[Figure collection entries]
....
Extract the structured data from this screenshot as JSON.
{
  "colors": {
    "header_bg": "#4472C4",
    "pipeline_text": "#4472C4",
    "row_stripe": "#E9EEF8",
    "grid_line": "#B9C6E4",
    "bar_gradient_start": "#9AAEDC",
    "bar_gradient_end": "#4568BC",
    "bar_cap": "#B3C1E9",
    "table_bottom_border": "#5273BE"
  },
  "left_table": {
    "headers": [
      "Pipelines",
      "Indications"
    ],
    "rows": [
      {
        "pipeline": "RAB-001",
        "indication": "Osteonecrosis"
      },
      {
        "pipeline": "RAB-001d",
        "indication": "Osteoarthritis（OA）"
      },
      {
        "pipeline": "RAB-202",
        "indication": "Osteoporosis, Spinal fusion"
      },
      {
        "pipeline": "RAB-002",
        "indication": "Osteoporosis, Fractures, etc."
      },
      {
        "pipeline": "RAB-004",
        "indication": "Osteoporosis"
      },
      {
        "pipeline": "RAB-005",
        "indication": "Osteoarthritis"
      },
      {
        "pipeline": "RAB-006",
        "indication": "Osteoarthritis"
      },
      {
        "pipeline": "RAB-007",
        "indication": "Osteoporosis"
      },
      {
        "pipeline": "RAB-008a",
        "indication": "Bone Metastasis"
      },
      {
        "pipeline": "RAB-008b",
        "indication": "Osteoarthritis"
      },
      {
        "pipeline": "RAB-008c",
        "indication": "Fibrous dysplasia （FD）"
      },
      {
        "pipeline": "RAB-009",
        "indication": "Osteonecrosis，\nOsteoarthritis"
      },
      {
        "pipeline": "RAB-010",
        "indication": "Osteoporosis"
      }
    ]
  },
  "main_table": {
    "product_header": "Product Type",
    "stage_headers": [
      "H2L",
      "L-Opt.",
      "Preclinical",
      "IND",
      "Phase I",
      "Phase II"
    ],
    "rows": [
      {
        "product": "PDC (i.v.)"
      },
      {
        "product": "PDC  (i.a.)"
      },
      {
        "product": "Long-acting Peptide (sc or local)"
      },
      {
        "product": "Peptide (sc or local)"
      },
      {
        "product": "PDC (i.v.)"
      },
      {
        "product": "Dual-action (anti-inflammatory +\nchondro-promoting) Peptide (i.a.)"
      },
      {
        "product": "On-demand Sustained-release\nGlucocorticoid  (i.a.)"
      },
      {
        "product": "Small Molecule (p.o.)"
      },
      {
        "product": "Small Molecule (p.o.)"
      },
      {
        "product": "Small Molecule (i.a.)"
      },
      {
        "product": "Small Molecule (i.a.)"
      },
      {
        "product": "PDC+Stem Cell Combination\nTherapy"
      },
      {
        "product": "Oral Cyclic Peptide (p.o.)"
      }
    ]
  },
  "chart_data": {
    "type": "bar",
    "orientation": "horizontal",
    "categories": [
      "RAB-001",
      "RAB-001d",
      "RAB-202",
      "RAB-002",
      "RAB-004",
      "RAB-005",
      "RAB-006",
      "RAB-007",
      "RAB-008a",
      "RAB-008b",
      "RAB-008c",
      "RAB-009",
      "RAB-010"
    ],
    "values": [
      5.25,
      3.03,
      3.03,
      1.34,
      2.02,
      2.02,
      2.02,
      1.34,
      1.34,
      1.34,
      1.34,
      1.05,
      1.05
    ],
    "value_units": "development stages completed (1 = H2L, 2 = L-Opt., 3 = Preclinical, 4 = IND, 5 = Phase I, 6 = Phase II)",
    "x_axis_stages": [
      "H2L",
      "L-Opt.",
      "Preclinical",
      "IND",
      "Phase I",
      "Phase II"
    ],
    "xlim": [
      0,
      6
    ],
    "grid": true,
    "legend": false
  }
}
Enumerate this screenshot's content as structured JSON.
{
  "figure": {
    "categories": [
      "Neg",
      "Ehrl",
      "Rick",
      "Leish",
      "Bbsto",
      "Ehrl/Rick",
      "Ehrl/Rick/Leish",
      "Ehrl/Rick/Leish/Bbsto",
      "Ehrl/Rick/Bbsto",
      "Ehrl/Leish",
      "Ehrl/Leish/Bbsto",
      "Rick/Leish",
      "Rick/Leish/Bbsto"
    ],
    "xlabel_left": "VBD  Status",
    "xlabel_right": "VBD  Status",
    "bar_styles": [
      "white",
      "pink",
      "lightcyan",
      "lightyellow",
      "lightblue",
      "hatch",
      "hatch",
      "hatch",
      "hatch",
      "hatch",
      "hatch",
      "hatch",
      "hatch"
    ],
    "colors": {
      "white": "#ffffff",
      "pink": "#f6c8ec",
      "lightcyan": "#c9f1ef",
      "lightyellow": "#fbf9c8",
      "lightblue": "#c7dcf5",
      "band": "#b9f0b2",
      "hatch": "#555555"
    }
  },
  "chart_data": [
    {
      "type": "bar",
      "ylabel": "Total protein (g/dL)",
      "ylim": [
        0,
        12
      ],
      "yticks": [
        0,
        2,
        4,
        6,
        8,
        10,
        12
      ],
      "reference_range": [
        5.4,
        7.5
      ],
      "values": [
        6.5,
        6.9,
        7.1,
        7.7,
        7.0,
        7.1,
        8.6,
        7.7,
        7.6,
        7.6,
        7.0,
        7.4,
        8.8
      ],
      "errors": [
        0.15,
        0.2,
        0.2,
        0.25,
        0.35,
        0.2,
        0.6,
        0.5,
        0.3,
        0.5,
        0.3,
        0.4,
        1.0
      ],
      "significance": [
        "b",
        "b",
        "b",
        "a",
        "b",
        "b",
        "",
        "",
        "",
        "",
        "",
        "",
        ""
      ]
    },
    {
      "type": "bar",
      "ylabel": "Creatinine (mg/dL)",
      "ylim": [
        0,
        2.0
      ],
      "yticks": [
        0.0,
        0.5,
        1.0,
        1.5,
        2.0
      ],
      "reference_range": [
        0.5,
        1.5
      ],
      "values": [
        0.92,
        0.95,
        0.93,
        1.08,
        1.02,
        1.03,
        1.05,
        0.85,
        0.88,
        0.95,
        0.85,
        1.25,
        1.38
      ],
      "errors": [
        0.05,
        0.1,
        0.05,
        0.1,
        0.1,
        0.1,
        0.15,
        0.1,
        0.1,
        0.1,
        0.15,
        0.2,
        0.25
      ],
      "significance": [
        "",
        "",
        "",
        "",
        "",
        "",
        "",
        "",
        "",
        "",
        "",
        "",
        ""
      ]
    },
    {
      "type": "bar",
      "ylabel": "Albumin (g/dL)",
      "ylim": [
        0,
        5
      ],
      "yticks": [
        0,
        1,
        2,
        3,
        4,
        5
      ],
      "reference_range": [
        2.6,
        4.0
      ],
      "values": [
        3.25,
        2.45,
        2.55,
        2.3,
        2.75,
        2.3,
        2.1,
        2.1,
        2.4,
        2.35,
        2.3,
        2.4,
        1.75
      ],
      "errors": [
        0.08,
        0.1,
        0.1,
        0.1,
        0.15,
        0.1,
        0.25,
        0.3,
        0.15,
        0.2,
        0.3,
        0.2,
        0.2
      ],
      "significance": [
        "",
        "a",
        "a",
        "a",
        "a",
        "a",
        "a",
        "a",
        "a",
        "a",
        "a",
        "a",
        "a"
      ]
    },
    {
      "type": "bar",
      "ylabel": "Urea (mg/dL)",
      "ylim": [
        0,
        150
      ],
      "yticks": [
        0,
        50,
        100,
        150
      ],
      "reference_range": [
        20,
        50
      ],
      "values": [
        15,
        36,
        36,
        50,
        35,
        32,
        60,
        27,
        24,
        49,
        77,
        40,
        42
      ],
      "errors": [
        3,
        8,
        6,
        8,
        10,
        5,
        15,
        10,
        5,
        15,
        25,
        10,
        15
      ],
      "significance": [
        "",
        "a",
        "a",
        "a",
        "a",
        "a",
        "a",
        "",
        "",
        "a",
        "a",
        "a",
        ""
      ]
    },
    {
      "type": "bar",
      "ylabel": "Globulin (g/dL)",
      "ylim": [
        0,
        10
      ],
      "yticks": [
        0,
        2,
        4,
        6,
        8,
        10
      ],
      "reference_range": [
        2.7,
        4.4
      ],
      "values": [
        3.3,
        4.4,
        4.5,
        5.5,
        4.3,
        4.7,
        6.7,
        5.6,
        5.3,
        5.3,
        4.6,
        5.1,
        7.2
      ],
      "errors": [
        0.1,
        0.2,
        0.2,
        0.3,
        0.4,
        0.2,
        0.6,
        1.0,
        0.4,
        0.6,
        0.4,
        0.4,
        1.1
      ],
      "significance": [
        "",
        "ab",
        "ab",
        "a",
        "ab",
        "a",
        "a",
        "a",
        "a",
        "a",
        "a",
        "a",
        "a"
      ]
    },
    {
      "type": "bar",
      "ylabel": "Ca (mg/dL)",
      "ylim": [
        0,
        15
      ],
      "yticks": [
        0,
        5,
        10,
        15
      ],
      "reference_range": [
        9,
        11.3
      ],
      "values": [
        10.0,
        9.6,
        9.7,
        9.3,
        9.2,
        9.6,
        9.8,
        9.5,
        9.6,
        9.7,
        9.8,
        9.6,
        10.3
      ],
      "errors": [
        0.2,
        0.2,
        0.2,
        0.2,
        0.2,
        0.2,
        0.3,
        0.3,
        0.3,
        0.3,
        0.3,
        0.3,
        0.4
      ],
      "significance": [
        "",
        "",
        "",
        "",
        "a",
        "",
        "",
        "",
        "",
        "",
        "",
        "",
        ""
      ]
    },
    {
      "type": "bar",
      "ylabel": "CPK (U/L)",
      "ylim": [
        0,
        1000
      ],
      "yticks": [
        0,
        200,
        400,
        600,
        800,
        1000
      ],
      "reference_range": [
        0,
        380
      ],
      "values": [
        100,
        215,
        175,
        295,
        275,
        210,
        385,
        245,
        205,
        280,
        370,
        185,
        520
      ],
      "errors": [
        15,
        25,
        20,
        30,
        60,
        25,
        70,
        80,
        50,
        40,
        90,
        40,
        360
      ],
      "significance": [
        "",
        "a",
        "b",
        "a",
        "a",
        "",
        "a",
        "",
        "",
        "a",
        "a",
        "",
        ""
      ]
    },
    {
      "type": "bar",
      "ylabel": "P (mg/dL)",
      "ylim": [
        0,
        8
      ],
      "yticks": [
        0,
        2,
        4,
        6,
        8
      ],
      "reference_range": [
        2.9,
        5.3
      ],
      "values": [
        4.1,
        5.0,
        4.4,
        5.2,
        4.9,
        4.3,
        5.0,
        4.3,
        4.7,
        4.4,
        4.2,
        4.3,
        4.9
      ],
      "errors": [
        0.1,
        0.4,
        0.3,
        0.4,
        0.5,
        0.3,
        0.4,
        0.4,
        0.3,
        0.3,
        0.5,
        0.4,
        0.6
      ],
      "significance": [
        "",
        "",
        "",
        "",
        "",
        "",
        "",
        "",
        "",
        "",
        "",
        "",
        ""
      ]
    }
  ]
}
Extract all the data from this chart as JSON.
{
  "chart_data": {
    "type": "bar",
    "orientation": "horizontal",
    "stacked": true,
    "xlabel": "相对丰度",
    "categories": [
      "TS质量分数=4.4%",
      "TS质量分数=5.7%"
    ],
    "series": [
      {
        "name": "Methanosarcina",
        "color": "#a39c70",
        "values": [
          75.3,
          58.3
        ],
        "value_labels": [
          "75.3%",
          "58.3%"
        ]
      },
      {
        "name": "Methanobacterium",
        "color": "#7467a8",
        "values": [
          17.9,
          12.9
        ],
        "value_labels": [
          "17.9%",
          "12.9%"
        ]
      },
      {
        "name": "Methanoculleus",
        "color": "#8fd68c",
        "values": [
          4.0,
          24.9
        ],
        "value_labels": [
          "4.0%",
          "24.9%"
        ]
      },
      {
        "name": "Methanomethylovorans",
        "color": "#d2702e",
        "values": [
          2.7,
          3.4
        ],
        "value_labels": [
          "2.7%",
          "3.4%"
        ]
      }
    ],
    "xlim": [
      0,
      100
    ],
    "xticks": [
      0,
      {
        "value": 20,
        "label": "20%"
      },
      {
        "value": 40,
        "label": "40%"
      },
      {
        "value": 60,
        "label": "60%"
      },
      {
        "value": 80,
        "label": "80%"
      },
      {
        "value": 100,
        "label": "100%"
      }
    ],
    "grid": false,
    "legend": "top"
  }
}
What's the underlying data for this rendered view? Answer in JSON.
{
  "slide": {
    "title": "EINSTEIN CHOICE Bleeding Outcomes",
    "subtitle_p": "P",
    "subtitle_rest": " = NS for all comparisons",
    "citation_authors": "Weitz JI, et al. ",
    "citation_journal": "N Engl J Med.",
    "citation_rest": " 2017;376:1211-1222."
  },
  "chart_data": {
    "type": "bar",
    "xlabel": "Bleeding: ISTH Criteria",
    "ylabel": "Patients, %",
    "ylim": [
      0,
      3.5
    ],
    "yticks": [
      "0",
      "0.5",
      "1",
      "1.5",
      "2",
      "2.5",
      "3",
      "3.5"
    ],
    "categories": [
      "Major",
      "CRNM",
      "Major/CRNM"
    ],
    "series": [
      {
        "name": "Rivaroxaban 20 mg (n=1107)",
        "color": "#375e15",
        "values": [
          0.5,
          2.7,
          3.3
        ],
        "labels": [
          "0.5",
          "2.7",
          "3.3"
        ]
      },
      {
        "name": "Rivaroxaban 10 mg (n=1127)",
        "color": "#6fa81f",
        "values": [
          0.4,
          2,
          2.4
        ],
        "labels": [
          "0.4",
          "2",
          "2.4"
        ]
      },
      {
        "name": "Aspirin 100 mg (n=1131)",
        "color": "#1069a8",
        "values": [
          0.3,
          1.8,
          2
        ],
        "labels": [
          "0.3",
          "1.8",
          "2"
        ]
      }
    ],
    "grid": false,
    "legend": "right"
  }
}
....
**Task details**
The expected answer is a copy of every line in the entries that holds the word "Peptide".

**Task answer**
        "product": "Long-acting Peptide (sc or local)"
        "product": "Peptide (sc or local)"
        "product": "Dual-action (anti-inflammatory +\nchondro-promoting) Peptide (i.a.)"
        "product": "Oral Cyclic Peptide (p.o.)"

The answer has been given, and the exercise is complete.